_AIM OF THE EXERCISE_
Separate out the lines that hold "title".
───── PROVIDED MATERIAL ─────
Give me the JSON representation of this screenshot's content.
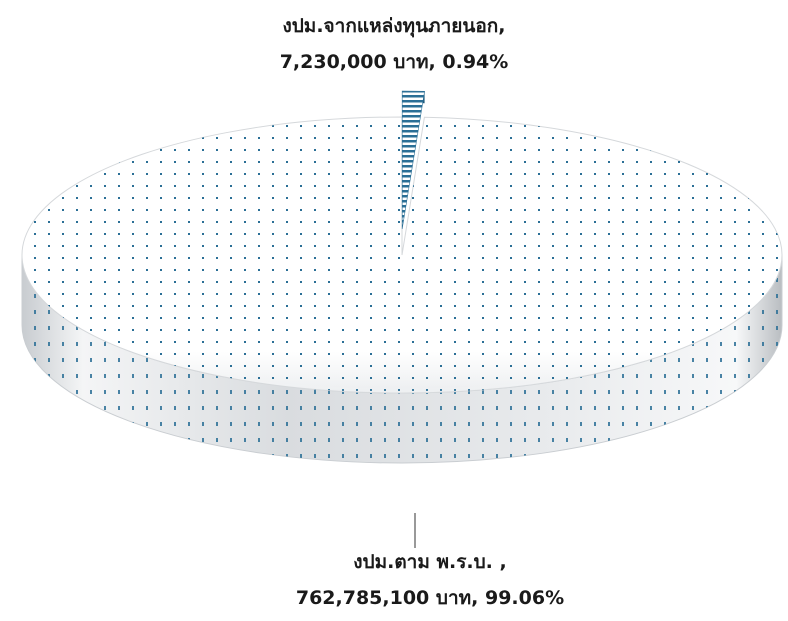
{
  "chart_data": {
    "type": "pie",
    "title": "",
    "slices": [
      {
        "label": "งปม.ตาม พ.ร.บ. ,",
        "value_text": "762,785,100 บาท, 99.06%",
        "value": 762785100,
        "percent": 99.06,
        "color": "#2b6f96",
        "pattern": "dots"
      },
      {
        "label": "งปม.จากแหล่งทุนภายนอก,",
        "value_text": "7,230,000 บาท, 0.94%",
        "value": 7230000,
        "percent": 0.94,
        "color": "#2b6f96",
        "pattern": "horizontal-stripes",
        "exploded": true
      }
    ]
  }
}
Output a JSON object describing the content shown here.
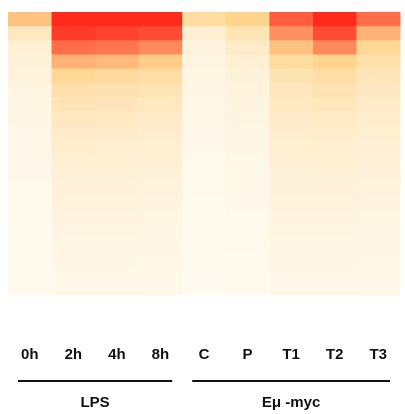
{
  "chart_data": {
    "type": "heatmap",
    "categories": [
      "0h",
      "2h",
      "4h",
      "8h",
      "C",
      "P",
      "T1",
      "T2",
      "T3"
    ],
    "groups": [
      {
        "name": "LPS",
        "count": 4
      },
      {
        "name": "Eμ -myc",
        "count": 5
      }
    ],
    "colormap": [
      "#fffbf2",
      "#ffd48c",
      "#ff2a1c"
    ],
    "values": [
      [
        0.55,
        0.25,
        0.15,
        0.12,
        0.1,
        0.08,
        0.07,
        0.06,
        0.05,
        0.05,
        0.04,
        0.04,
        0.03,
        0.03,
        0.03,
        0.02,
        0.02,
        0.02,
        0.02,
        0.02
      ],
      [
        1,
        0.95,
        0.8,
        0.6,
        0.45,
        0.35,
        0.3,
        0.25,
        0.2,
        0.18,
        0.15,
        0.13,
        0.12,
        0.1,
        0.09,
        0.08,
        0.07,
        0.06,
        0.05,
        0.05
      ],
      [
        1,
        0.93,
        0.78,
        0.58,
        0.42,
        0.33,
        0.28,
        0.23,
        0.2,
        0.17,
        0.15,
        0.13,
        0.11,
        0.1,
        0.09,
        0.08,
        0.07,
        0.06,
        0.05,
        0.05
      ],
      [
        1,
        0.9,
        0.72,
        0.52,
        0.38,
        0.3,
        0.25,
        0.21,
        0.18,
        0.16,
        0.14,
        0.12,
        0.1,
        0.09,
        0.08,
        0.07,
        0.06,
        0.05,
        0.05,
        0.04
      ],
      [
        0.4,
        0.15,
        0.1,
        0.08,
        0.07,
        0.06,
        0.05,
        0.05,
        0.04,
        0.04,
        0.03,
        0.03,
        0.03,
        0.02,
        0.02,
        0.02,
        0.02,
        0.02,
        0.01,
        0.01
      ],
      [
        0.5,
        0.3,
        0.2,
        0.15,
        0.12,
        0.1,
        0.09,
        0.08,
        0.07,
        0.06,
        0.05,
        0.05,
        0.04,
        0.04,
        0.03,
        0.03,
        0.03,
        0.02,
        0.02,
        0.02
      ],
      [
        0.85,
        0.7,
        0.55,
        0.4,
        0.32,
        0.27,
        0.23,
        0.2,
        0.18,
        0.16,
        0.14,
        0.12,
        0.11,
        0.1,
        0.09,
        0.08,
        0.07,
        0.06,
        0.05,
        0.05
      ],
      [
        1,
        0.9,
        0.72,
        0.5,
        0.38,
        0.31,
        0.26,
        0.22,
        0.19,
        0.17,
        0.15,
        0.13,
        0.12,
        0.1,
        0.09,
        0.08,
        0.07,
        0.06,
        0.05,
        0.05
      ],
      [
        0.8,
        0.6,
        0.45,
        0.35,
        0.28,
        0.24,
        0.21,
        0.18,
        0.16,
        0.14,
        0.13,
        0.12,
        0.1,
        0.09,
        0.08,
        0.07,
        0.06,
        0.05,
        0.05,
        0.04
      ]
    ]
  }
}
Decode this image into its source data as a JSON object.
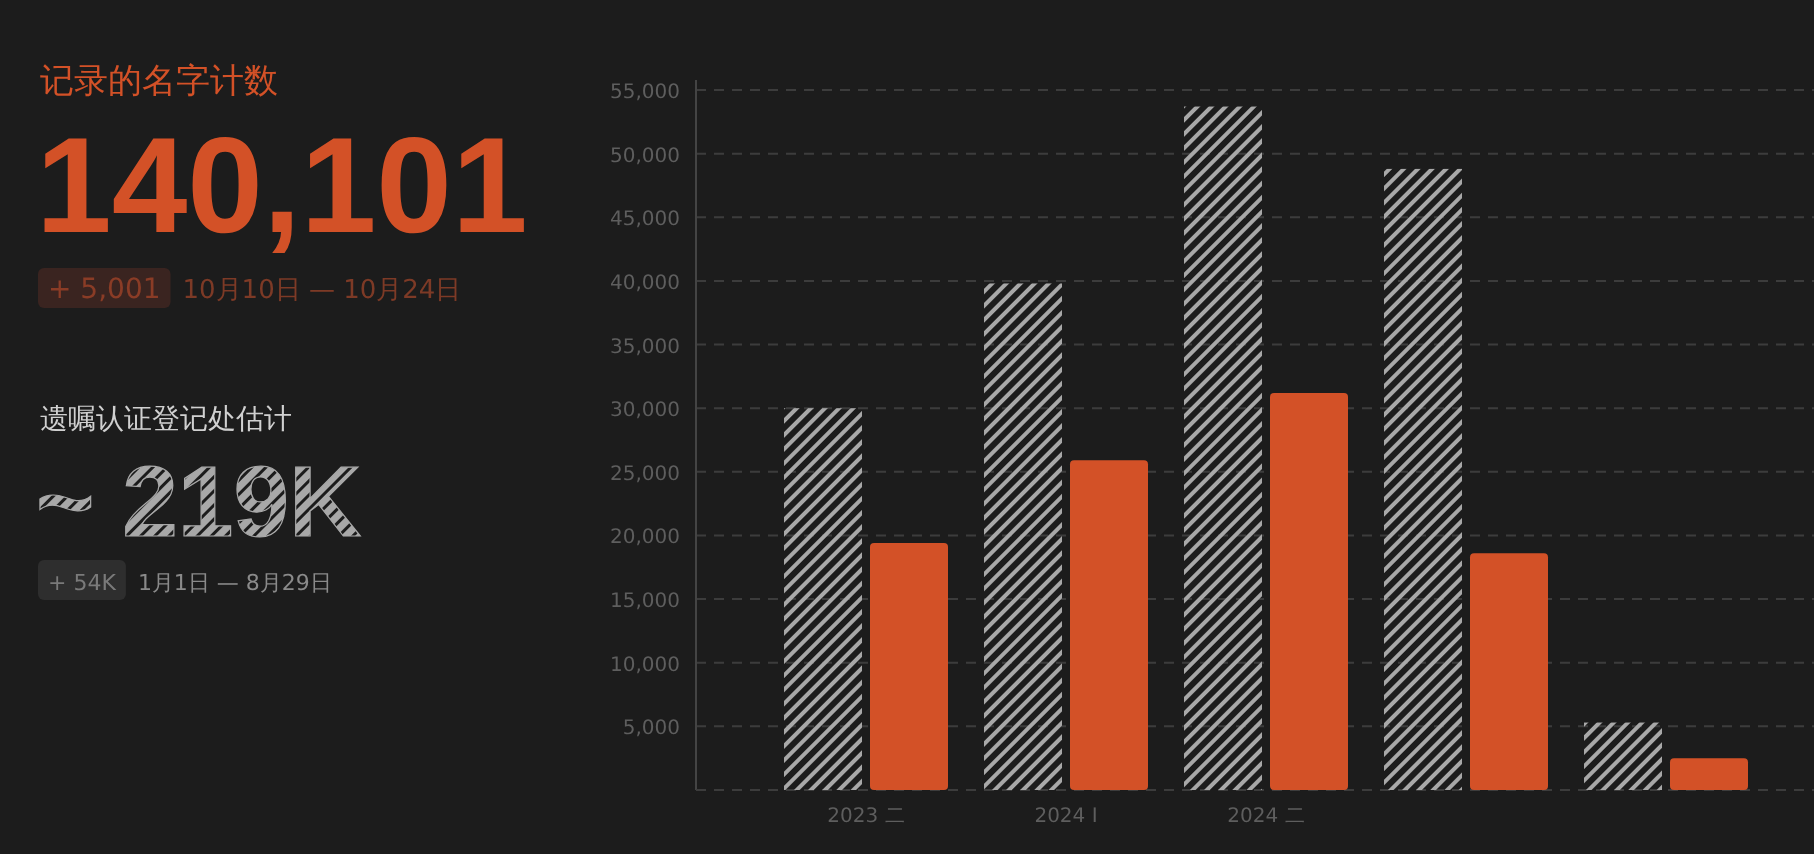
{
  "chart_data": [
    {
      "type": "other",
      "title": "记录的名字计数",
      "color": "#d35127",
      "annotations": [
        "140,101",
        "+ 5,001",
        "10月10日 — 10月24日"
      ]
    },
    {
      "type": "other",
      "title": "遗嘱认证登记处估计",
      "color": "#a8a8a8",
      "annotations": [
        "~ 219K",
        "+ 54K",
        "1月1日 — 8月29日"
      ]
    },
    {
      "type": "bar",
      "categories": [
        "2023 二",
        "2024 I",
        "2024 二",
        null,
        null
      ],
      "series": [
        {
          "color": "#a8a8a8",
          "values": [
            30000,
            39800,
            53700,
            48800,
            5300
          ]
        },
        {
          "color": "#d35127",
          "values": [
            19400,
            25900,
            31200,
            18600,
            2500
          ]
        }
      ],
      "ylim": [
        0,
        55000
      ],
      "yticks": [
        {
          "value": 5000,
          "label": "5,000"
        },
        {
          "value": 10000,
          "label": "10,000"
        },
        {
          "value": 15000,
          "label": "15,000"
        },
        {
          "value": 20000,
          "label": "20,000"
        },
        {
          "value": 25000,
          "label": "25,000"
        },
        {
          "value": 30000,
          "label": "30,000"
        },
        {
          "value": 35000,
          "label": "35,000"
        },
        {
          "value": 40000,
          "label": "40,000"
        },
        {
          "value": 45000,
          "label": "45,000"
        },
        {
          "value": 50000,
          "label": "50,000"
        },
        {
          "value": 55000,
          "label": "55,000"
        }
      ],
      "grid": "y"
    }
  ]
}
─────
_OUTPUT FOR THIS EXERCISE_
    "title": "",
      "title": "记录的名字计数",
      "title": "遗嘱认证登记处估计",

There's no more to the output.